PROBLEM DESCRIPTION :: Copy each line of the entries beneath that contains the word "content".

## Begin RECORDED DATA

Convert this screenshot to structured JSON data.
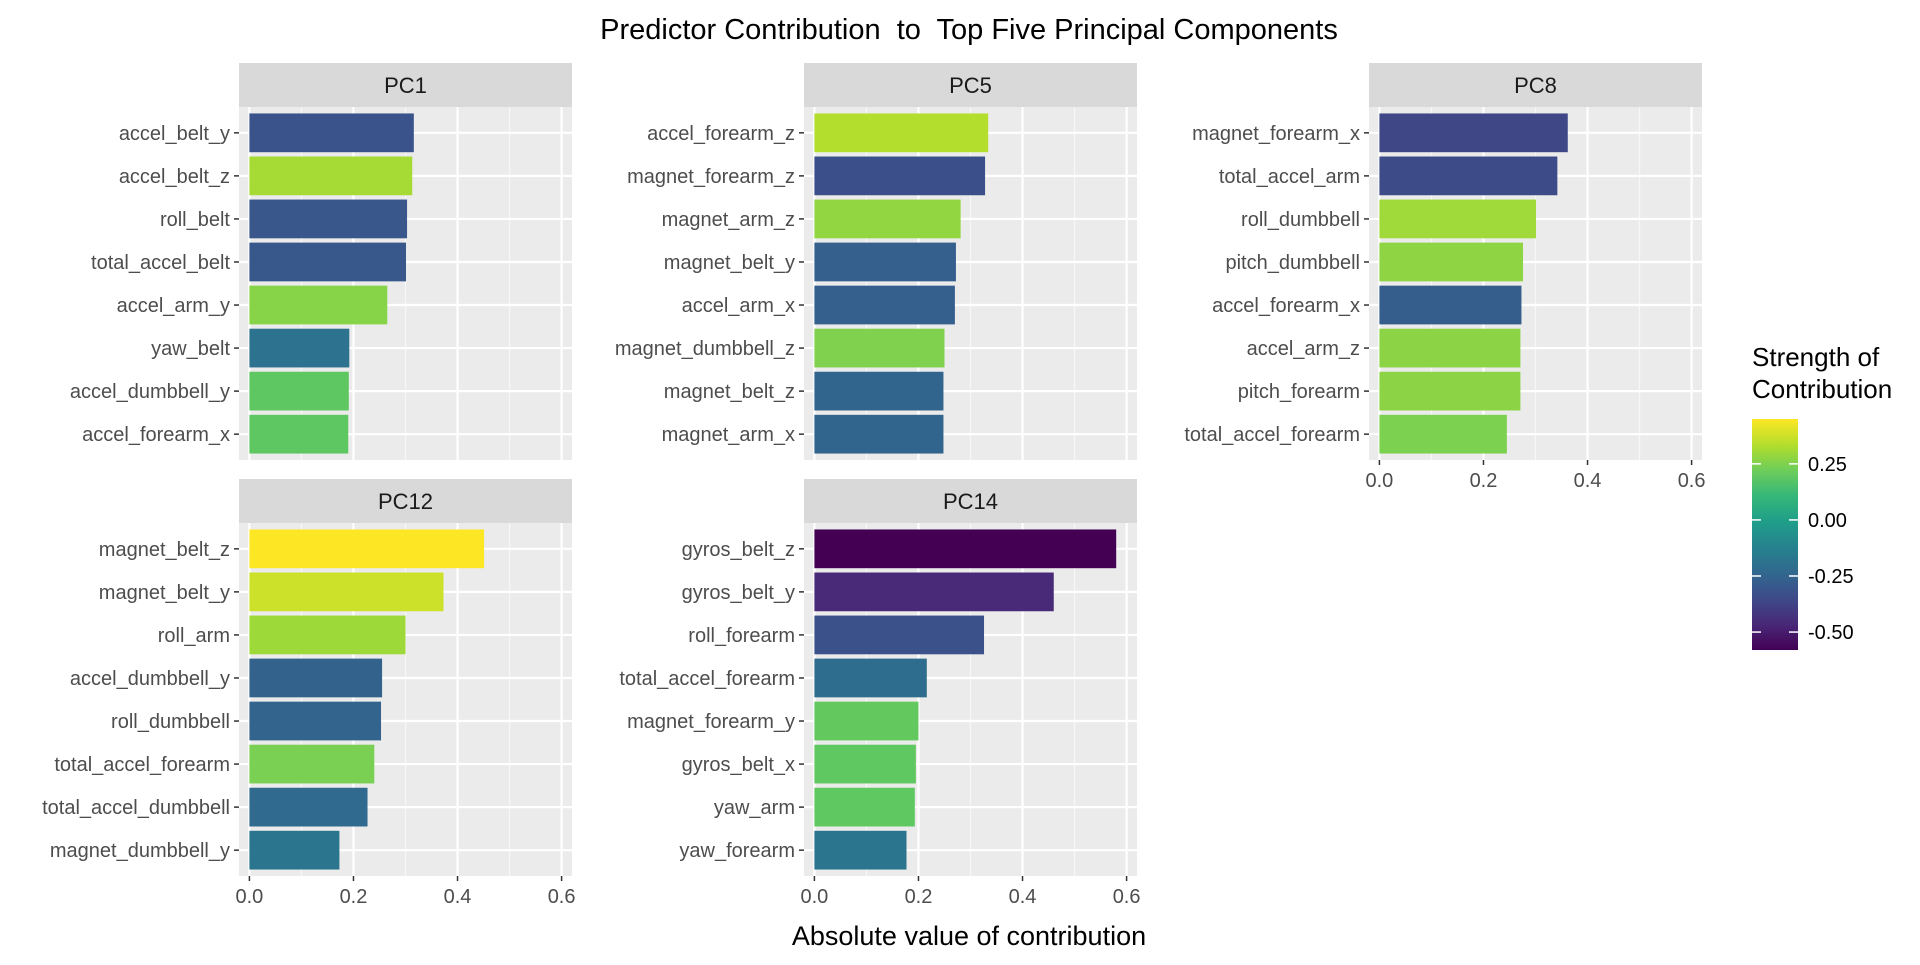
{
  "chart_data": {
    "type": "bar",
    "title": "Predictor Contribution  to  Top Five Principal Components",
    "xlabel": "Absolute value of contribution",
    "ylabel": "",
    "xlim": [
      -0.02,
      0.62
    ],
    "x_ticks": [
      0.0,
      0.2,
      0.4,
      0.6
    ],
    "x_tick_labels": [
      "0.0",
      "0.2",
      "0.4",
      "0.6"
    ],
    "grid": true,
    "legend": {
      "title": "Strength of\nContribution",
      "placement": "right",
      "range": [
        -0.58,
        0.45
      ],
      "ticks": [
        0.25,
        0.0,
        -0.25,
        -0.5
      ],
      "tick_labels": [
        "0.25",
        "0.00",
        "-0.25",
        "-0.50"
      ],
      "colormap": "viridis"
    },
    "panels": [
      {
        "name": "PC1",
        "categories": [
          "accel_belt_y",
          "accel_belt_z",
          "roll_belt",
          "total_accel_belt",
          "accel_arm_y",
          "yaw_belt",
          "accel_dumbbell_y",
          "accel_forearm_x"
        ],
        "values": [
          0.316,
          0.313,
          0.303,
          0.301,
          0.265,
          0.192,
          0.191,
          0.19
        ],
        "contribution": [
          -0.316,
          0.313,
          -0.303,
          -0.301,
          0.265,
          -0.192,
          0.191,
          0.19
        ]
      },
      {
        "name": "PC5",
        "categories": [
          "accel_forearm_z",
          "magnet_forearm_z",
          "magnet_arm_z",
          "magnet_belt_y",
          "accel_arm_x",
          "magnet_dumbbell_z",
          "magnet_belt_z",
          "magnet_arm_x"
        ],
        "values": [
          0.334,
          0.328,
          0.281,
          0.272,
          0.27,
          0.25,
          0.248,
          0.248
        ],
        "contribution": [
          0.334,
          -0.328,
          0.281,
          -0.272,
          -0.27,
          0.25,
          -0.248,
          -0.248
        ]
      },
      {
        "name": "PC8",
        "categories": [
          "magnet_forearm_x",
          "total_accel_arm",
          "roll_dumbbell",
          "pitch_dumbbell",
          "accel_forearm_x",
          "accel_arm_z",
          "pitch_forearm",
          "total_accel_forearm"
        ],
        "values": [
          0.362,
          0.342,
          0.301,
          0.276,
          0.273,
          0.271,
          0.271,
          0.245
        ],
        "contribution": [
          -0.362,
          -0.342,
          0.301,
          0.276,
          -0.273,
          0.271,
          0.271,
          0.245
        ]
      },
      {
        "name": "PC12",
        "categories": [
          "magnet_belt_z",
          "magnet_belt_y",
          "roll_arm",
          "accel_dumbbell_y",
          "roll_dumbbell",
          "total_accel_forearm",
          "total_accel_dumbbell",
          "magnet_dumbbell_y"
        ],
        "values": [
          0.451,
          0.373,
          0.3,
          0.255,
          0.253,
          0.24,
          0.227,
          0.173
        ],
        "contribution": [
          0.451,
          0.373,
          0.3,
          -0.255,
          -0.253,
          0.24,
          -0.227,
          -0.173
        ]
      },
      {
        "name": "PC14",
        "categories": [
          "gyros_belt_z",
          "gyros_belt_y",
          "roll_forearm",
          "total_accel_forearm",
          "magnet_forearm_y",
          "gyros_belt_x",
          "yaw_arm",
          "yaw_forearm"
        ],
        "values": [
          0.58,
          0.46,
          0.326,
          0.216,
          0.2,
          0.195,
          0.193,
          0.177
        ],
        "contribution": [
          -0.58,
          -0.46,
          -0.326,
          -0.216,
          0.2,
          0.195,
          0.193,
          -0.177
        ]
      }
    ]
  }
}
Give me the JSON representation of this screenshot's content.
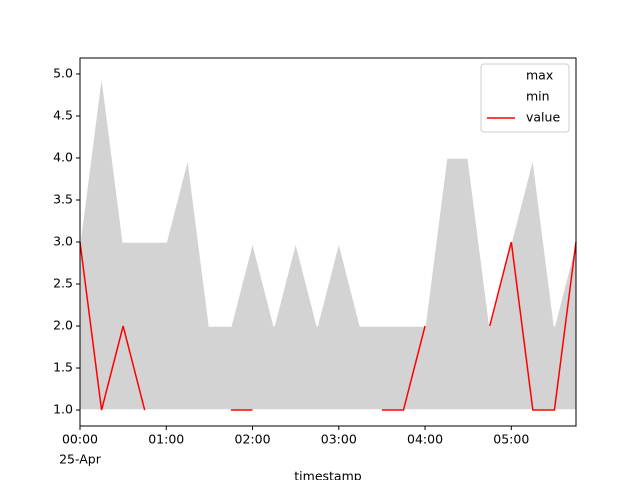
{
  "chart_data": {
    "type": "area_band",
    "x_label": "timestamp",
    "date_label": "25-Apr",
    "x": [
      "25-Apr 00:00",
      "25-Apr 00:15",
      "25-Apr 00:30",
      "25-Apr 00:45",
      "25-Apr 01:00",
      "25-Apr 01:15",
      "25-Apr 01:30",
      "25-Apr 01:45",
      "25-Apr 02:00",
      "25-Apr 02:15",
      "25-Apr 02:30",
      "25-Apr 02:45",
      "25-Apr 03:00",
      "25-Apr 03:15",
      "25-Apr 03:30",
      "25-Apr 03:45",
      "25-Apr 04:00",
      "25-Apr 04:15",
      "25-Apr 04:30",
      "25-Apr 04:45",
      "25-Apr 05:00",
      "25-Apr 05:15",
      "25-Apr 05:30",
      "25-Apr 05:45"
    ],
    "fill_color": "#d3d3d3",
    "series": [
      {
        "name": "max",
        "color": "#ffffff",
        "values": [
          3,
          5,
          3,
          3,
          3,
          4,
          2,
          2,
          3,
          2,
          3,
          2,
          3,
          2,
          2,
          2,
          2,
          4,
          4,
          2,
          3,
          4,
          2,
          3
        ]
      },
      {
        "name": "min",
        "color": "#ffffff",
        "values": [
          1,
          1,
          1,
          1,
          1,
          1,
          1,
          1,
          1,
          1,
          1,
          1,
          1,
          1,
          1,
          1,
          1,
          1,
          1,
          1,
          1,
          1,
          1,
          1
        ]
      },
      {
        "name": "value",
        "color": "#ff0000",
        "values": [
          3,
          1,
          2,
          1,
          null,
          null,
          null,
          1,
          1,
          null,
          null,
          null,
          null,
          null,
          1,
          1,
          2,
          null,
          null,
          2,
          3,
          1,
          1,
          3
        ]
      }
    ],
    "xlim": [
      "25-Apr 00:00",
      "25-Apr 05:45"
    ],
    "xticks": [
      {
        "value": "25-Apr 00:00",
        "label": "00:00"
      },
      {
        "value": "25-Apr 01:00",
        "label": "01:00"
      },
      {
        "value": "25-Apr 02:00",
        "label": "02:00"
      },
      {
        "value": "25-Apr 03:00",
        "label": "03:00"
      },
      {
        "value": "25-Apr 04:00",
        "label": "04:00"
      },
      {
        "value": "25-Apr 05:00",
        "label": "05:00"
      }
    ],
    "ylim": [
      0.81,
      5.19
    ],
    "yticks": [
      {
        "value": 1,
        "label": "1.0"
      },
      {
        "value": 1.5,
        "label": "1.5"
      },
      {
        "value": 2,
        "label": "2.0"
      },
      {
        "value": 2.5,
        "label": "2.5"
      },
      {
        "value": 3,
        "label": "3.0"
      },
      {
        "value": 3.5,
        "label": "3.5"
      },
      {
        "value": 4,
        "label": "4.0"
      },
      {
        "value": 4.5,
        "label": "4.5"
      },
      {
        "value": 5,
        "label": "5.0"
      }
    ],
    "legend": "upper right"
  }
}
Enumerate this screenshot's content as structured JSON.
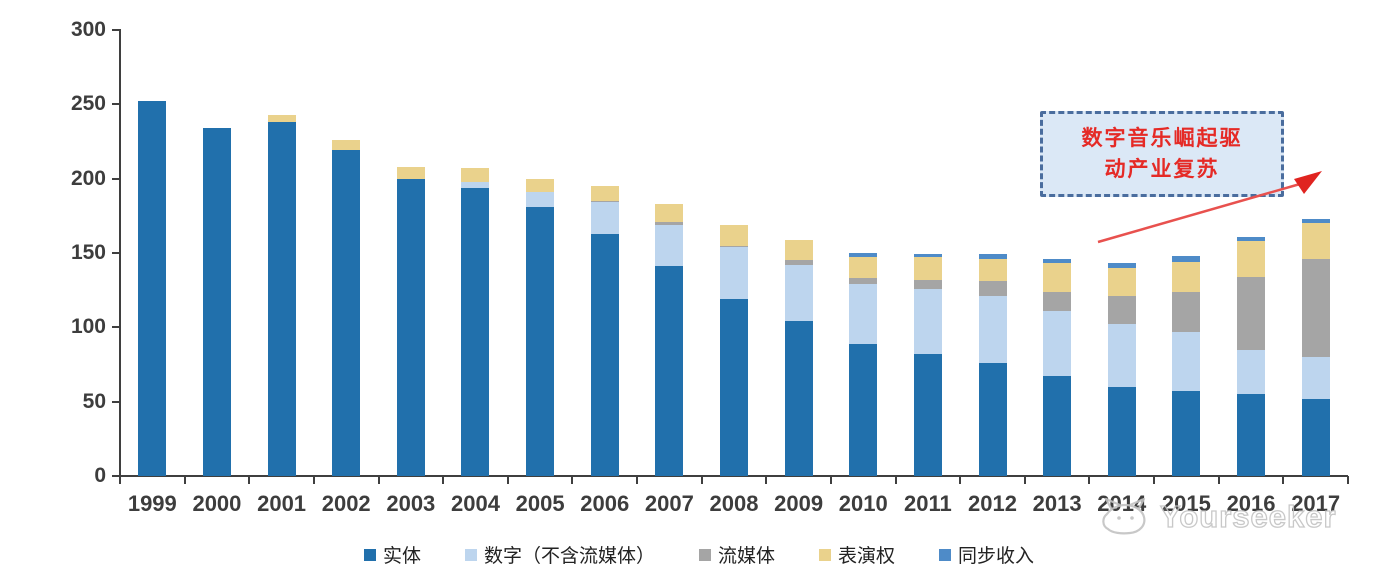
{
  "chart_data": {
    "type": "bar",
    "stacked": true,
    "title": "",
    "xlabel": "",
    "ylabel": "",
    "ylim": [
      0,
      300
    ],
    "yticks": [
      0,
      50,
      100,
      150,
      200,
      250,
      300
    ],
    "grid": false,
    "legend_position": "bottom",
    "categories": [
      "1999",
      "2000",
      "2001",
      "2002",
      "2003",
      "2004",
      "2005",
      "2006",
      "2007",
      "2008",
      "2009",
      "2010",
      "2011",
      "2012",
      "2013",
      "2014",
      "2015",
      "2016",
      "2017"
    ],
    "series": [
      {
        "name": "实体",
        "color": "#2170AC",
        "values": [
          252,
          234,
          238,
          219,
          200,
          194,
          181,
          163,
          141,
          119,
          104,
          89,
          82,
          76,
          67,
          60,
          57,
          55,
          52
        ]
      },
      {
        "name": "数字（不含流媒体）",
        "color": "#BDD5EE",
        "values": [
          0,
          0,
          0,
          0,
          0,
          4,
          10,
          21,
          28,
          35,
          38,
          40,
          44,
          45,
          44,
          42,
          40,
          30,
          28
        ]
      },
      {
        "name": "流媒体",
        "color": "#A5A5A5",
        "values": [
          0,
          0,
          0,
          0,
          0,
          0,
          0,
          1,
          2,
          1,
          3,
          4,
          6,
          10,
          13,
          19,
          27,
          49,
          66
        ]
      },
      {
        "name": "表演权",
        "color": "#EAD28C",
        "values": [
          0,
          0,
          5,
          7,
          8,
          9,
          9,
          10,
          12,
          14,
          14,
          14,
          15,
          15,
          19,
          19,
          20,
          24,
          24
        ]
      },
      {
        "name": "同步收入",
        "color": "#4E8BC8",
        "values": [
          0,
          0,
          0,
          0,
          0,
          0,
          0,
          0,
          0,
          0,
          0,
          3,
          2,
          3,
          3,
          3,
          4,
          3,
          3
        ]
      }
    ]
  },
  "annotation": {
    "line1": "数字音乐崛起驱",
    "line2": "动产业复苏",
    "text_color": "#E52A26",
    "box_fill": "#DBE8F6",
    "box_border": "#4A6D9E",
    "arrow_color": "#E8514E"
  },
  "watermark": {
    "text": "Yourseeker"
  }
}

## End RECORDED DATA

FULL SOLUTION ::
Give me the JSON representation of this screenshot's content.
Enumerate this screenshot's content as structured JSON.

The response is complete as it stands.